* **TASK INPUTS**:
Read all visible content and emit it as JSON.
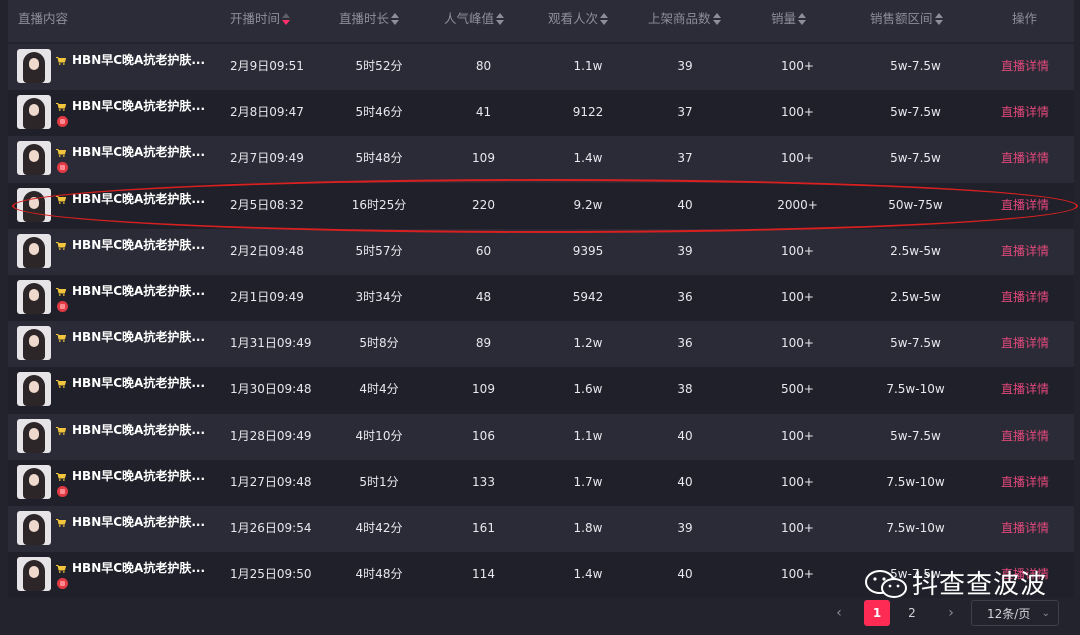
{
  "columns": {
    "content": "直播内容",
    "start_time": "开播时间",
    "duration": "直播时长",
    "peak": "人气峰值",
    "viewers": "观看人次",
    "products": "上架商品数",
    "sales": "销量",
    "revenue": "销售额区间",
    "action": "操作"
  },
  "rows": [
    {
      "title": "HBN早C晚A抗老护肤...",
      "gift": false,
      "start": "2月9日09:51",
      "duration": "5时52分",
      "peak": "80",
      "viewers": "1.1w",
      "products": "39",
      "sales": "100+",
      "revenue": "5w-7.5w",
      "action": "直播详情"
    },
    {
      "title": "HBN早C晚A抗老护肤...",
      "gift": true,
      "start": "2月8日09:47",
      "duration": "5时46分",
      "peak": "41",
      "viewers": "9122",
      "products": "37",
      "sales": "100+",
      "revenue": "5w-7.5w",
      "action": "直播详情"
    },
    {
      "title": "HBN早C晚A抗老护肤...",
      "gift": true,
      "start": "2月7日09:49",
      "duration": "5时48分",
      "peak": "109",
      "viewers": "1.4w",
      "products": "37",
      "sales": "100+",
      "revenue": "5w-7.5w",
      "action": "直播详情"
    },
    {
      "title": "HBN早C晚A抗老护肤...",
      "gift": false,
      "start": "2月5日08:32",
      "duration": "16时25分",
      "peak": "220",
      "viewers": "9.2w",
      "products": "40",
      "sales": "2000+",
      "revenue": "50w-75w",
      "action": "直播详情"
    },
    {
      "title": "HBN早C晚A抗老护肤...",
      "gift": false,
      "start": "2月2日09:48",
      "duration": "5时57分",
      "peak": "60",
      "viewers": "9395",
      "products": "39",
      "sales": "100+",
      "revenue": "2.5w-5w",
      "action": "直播详情"
    },
    {
      "title": "HBN早C晚A抗老护肤...",
      "gift": true,
      "start": "2月1日09:49",
      "duration": "3时34分",
      "peak": "48",
      "viewers": "5942",
      "products": "36",
      "sales": "100+",
      "revenue": "2.5w-5w",
      "action": "直播详情"
    },
    {
      "title": "HBN早C晚A抗老护肤...",
      "gift": false,
      "start": "1月31日09:49",
      "duration": "5时8分",
      "peak": "89",
      "viewers": "1.2w",
      "products": "36",
      "sales": "100+",
      "revenue": "5w-7.5w",
      "action": "直播详情"
    },
    {
      "title": "HBN早C晚A抗老护肤...",
      "gift": false,
      "start": "1月30日09:48",
      "duration": "4时4分",
      "peak": "109",
      "viewers": "1.6w",
      "products": "38",
      "sales": "500+",
      "revenue": "7.5w-10w",
      "action": "直播详情"
    },
    {
      "title": "HBN早C晚A抗老护肤...",
      "gift": false,
      "start": "1月28日09:49",
      "duration": "4时10分",
      "peak": "106",
      "viewers": "1.1w",
      "products": "40",
      "sales": "100+",
      "revenue": "5w-7.5w",
      "action": "直播详情"
    },
    {
      "title": "HBN早C晚A抗老护肤...",
      "gift": true,
      "start": "1月27日09:48",
      "duration": "5时1分",
      "peak": "133",
      "viewers": "1.7w",
      "products": "40",
      "sales": "100+",
      "revenue": "7.5w-10w",
      "action": "直播详情"
    },
    {
      "title": "HBN早C晚A抗老护肤...",
      "gift": false,
      "start": "1月26日09:54",
      "duration": "4时42分",
      "peak": "161",
      "viewers": "1.8w",
      "products": "39",
      "sales": "100+",
      "revenue": "7.5w-10w",
      "action": "直播详情"
    },
    {
      "title": "HBN早C晚A抗老护肤...",
      "gift": true,
      "start": "1月25日09:50",
      "duration": "4时48分",
      "peak": "114",
      "viewers": "1.4w",
      "products": "40",
      "sales": "100+",
      "revenue": "5w-7.5w",
      "action": "直播详情"
    }
  ],
  "pagination": {
    "prev": "‹",
    "pages": [
      "1",
      "2"
    ],
    "current": "1",
    "next": "›",
    "page_size": "12条/页",
    "dropdown": "⌄"
  },
  "watermark": "抖查查波波",
  "colors": {
    "accent": "#fe2c55",
    "link": "#e0487b",
    "highlight_ring": "#d92020"
  }
}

* **PROBLEM**: Exactly as written, return every line of the listing, but not the pictures.

* **FINAL RESULT**:
Read all visible content and emit it as JSON.
{
  "columns": {
    "content": "直播内容",
    "start_time": "开播时间",
    "duration": "直播时长",
    "peak": "人气峰值",
    "viewers": "观看人次",
    "products": "上架商品数",
    "sales": "销量",
    "revenue": "销售额区间",
    "action": "操作"
  },
  "rows": [
    {
      "title": "HBN早C晚A抗老护肤...",
      "gift": false,
      "start": "2月9日09:51",
      "duration": "5时52分",
      "peak": "80",
      "viewers": "1.1w",
      "products": "39",
      "sales": "100+",
      "revenue": "5w-7.5w",
      "action": "直播详情"
    },
    {
      "title": "HBN早C晚A抗老护肤...",
      "gift": true,
      "start": "2月8日09:47",
      "duration": "5时46分",
      "peak": "41",
      "viewers": "9122",
      "products": "37",
      "sales": "100+",
      "revenue": "5w-7.5w",
      "action": "直播详情"
    },
    {
      "title": "HBN早C晚A抗老护肤...",
      "gift": true,
      "start": "2月7日09:49",
      "duration": "5时48分",
      "peak": "109",
      "viewers": "1.4w",
      "products": "37",
      "sales": "100+",
      "revenue": "5w-7.5w",
      "action": "直播详情"
    },
    {
      "title": "HBN早C晚A抗老护肤...",
      "gift": false,
      "start": "2月5日08:32",
      "duration": "16时25分",
      "peak": "220",
      "viewers": "9.2w",
      "products": "40",
      "sales": "2000+",
      "revenue": "50w-75w",
      "action": "直播详情"
    },
    {
      "title": "HBN早C晚A抗老护肤...",
      "gift": false,
      "start": "2月2日09:48",
      "duration": "5时57分",
      "peak": "60",
      "viewers": "9395",
      "products": "39",
      "sales": "100+",
      "revenue": "2.5w-5w",
      "action": "直播详情"
    },
    {
      "title": "HBN早C晚A抗老护肤...",
      "gift": true,
      "start": "2月1日09:49",
      "duration": "3时34分",
      "peak": "48",
      "viewers": "5942",
      "products": "36",
      "sales": "100+",
      "revenue": "2.5w-5w",
      "action": "直播详情"
    },
    {
      "title": "HBN早C晚A抗老护肤...",
      "gift": false,
      "start": "1月31日09:49",
      "duration": "5时8分",
      "peak": "89",
      "viewers": "1.2w",
      "products": "36",
      "sales": "100+",
      "revenue": "5w-7.5w",
      "action": "直播详情"
    },
    {
      "title": "HBN早C晚A抗老护肤...",
      "gift": false,
      "start": "1月30日09:48",
      "duration": "4时4分",
      "peak": "109",
      "viewers": "1.6w",
      "products": "38",
      "sales": "500+",
      "revenue": "7.5w-10w",
      "action": "直播详情"
    },
    {
      "title": "HBN早C晚A抗老护肤...",
      "gift": false,
      "start": "1月28日09:49",
      "duration": "4时10分",
      "peak": "106",
      "viewers": "1.1w",
      "products": "40",
      "sales": "100+",
      "revenue": "5w-7.5w",
      "action": "直播详情"
    },
    {
      "title": "HBN早C晚A抗老护肤...",
      "gift": true,
      "start": "1月27日09:48",
      "duration": "5时1分",
      "peak": "133",
      "viewers": "1.7w",
      "products": "40",
      "sales": "100+",
      "revenue": "7.5w-10w",
      "action": "直播详情"
    },
    {
      "title": "HBN早C晚A抗老护肤...",
      "gift": false,
      "start": "1月26日09:54",
      "duration": "4时42分",
      "peak": "161",
      "viewers": "1.8w",
      "products": "39",
      "sales": "100+",
      "revenue": "7.5w-10w",
      "action": "直播详情"
    },
    {
      "title": "HBN早C晚A抗老护肤...",
      "gift": true,
      "start": "1月25日09:50",
      "duration": "4时48分",
      "peak": "114",
      "viewers": "1.4w",
      "products": "40",
      "sales": "100+",
      "revenue": "5w-7.5w",
      "action": "直播详情"
    }
  ],
  "pagination": {
    "prev": "‹",
    "pages": [
      "1",
      "2"
    ],
    "current": "1",
    "next": "›",
    "page_size": "12条/页",
    "dropdown": "⌄"
  },
  "watermark": "抖查查波波",
  "colors": {
    "accent": "#fe2c55",
    "link": "#e0487b",
    "highlight_ring": "#d92020"
  }
}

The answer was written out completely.